■ **Instructions**
A) Answer these questions using the tour excerpt below:
(i) What college did Cornell attend as a student?
(ii) How large is the Mildred E. Mathias Botanical Garden?
(iii) Which firm designed the Los Angeles Civic Center mall in 1956?
B) Using the tour excerpt below, explain in one to three sentences why the Inverted Fountain has a waterfall and a circulating rill.

■ **Page excerpt**
* Start *

Following the opening, a capacity crowd attended a lecture by Cornell scholar Brian Tichenor, professor at USC’s School of Architecture. Through photographs, renderings, and anecdotes, Tichenor described Cornell’s childhood in Nebraska, his early experiences as a student at Pomona College, and the role he played as a young traveler collecting seeds and cuttings that were then brought back to California and introduced for agricultural and horticultural use. Tichneor went on to develop a fascinating narrative about Cornell’s collaborations, commissions, and career, one that would extend from 1919 and last until just weeks before his passing in 1973. 


UCLA Campus

Beverly Gardens Park
(upper) UCLA Campus tour, photo by Kelly Comras; (lower) Beverly
Gardens Park tour, photo by Steven Keylon
The first stop on the Weekend tour was UCLA’s Franklin D. Murphy Sculpture Garden, led by TCLF Stewardship Council member Lisa Gimmy of Lisa Gimmy Landscape Architecture and Leslie Cozzi, Curatorial Associate at UCLA’s Grunwald Center for the Graphic Arts at the Hammer Museum. As Gimmy described Cornell’s design and led participants through the five-acre site, Cozzi provided background on the sculptural pieces and their artists. Participants delighted at Cornell’s sculpted landforms, specimen trees, and intimate spaces situated at the heart of campus on a former parking lot. With the completion of that tour, participants explored the larger UCLA campus led by Jeffrey Averill, UCLA Campus Architect and Pamela Palmer, Principal at ARTECHO. Between 1937 and 1972 Cornell choreographed the transformation of a 200-acre Beaux Arts assemblage of Romanesque buildings to the 419-acre Mediterranean campus that today serves more than 40,000 students. Averill pointed to two of Cornell’s plazas and remarked that more than one million cubic yards of soil was used to fill the arroyo that once cut through campus. Cornell’s palette of native and exotic plants shades the courtyards and open lawns that intermingle with his connective circulation patterns and campus layout. The Inverted Fountain, designed by Cornell’s partners Howard Troller and Jere Hazlett in 1968, was sited by Cornell in a windy location, necessitating the development of an elegant waterfall and circulating rill. A short walk from the fountain, tour participants were led by Harvey Kern and Wendy Morris through Cornell’s seven-acre Mildred E. Mathias Botanical Garden. Here, participants were immersed in Cornell’s genius as they walked the winding network of paths through thematic groupings of tropical, sub-tropical, and arid plants along a recirculating stream in the former UCLA arroyo. A short distance from campus, Michelle Sullivan of Mia Lehrer + Associates provided a fascinating look at Cornell’s 23-block-long Beverly Gardens Park, recently restored by Mia Lehrer's office. The park, anchored by fountains on both ends and a reflecting pool in the center, runs along Santa Monica Boulevard and provides public access to a rich plant palette of palms, roses, cacti, and succulents.

Sunday’s tours took participants further afield. TCLF Stewardship Council member Steven Keylon collaborated with Jessa Chisari and John Fishback of Rios Clemente Hale Studios on a walk through the Modernist Los Angeles Civic Center, a twelve-acre mall designed by the firm Cornell, Bridgers and Troller in 1956. Flanked on one end by City Hall and on the other by the Department of Water and Power and the Music Center, Cornell’s Grand Park provides the central axis of the complex. Exemplifying his adept use of plants and water, Civic Center provides valuable public space for flexible programming ranging from large gatherings to intimate garden rooms.

* End *

(Records from a data source)

* Start *

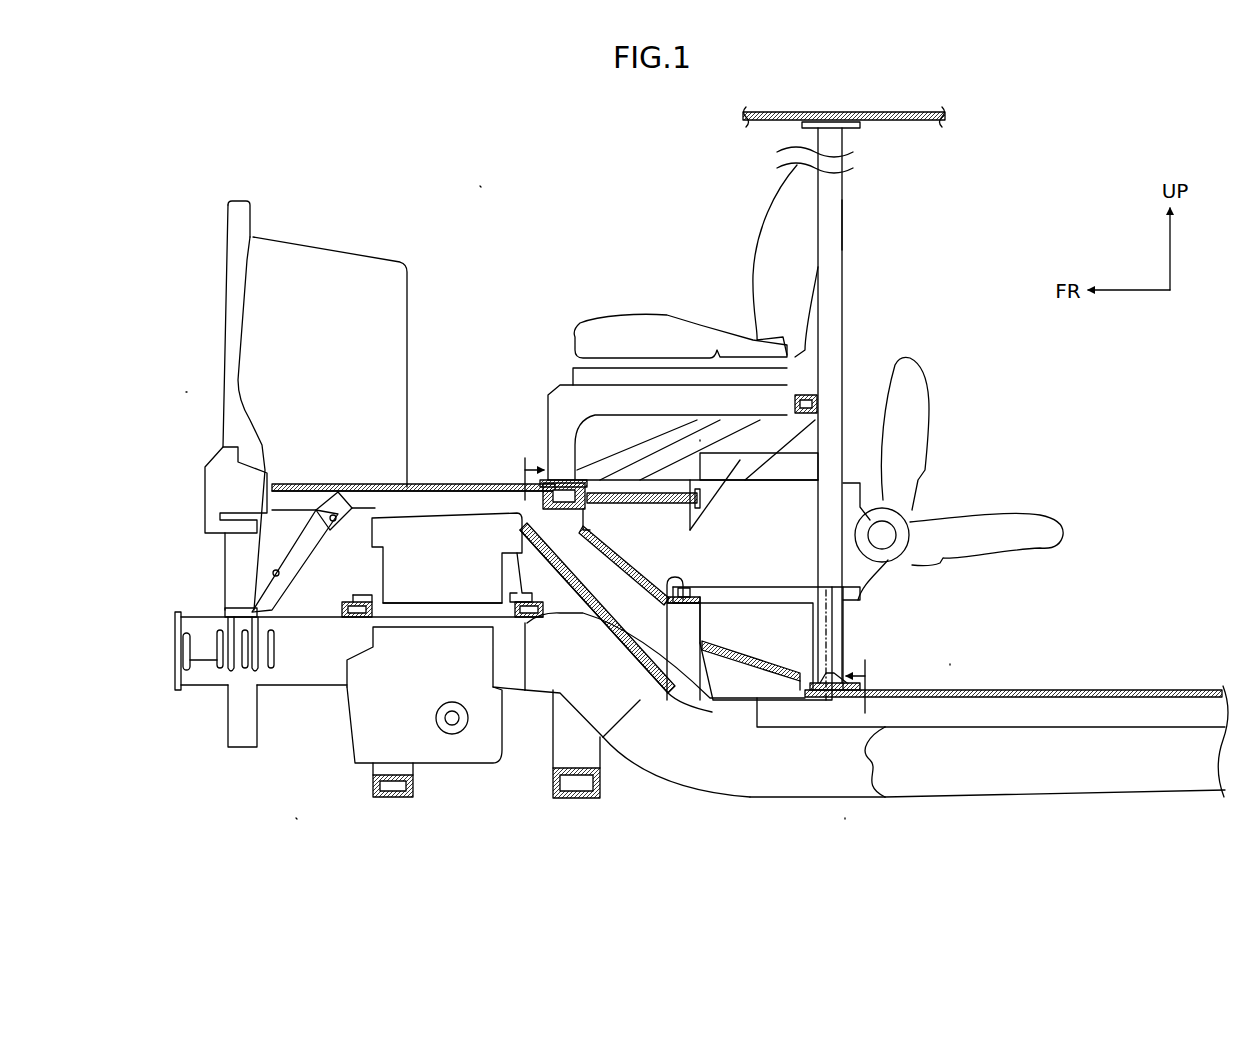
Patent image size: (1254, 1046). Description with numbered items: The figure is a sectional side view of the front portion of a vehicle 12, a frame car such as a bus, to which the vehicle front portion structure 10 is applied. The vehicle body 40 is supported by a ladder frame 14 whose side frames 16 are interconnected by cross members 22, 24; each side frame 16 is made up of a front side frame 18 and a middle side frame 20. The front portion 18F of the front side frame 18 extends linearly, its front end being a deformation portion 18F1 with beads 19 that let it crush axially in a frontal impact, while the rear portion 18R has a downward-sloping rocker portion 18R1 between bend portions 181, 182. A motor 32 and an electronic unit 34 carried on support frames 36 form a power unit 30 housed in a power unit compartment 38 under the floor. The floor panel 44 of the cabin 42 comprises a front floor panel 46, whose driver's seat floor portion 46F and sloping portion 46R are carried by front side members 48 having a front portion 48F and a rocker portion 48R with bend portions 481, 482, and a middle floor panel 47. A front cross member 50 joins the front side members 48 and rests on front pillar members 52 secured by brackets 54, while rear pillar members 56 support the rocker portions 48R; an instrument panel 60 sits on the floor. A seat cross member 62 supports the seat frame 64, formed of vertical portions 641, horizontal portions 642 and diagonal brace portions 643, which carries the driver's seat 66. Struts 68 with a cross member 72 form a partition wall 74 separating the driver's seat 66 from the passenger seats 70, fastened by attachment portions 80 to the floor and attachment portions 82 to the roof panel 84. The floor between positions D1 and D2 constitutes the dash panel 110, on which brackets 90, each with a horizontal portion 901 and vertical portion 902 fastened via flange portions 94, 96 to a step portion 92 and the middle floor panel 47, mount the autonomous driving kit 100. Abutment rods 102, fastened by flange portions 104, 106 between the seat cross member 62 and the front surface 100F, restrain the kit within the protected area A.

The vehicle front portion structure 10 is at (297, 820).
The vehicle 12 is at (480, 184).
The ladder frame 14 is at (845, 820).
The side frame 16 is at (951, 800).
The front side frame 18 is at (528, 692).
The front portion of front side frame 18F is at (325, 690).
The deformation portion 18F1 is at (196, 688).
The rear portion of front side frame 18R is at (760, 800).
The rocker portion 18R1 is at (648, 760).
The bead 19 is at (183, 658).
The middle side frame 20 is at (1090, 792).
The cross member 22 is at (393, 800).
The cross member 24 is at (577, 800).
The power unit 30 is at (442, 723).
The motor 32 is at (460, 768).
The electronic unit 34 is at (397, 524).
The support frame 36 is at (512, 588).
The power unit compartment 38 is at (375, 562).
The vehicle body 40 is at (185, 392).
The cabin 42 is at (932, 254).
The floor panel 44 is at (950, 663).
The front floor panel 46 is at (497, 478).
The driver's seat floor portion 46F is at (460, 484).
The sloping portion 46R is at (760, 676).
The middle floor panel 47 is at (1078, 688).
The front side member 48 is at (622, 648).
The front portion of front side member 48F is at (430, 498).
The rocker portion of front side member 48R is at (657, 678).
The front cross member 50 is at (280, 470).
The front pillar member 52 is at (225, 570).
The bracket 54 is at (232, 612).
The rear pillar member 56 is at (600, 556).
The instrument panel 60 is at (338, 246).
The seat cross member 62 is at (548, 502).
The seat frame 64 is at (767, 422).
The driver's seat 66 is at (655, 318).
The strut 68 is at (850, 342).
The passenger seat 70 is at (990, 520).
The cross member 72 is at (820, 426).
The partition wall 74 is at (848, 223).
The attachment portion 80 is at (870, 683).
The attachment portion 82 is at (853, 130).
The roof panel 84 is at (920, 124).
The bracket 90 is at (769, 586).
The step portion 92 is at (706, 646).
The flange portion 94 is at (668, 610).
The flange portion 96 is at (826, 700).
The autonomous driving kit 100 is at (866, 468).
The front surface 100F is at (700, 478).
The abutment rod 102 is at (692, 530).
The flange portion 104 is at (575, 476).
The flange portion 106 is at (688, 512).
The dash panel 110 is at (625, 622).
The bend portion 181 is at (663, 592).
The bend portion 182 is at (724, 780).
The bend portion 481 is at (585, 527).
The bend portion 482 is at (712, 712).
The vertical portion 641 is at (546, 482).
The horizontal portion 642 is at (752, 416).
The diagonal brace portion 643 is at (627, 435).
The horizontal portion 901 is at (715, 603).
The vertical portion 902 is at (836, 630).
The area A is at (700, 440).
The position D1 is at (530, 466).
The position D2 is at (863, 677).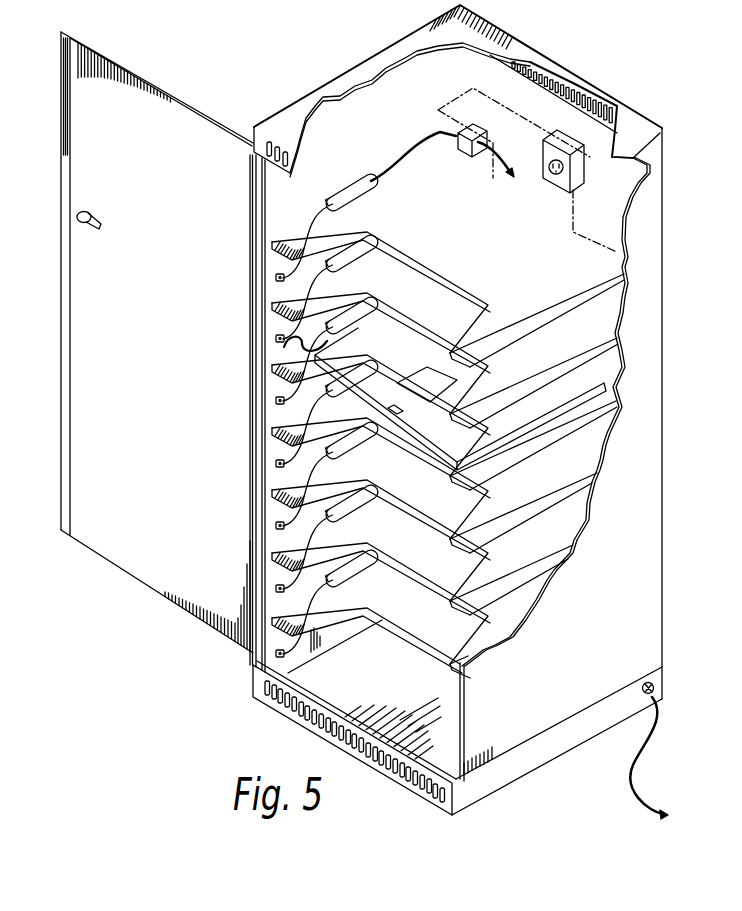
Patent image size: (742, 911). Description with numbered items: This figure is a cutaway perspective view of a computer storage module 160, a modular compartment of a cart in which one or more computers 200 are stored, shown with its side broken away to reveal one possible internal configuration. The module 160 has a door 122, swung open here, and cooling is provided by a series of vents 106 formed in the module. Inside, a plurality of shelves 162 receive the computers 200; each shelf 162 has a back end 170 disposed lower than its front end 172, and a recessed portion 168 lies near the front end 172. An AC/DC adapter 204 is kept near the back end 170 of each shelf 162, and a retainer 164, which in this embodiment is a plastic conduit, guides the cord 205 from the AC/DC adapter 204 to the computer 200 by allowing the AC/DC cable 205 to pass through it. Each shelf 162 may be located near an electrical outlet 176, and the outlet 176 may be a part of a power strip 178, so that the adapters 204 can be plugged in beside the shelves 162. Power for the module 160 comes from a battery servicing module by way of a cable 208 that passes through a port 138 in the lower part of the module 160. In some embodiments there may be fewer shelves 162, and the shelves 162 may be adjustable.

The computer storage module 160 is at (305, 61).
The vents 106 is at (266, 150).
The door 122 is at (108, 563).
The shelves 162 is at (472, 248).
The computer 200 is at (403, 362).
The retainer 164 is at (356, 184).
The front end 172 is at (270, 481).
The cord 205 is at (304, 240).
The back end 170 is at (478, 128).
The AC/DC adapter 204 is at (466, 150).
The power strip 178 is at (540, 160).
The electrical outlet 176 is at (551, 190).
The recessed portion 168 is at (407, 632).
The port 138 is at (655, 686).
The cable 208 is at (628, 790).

* End *

■ **Expected results**
A)
(i) Pomona College
(ii) Seven acres
(iii) Cornell, Bridgers and Troller

B) Cornell placed the Inverted Fountain in a windy location. That site required the development of an elegant waterfall and a circulating rill.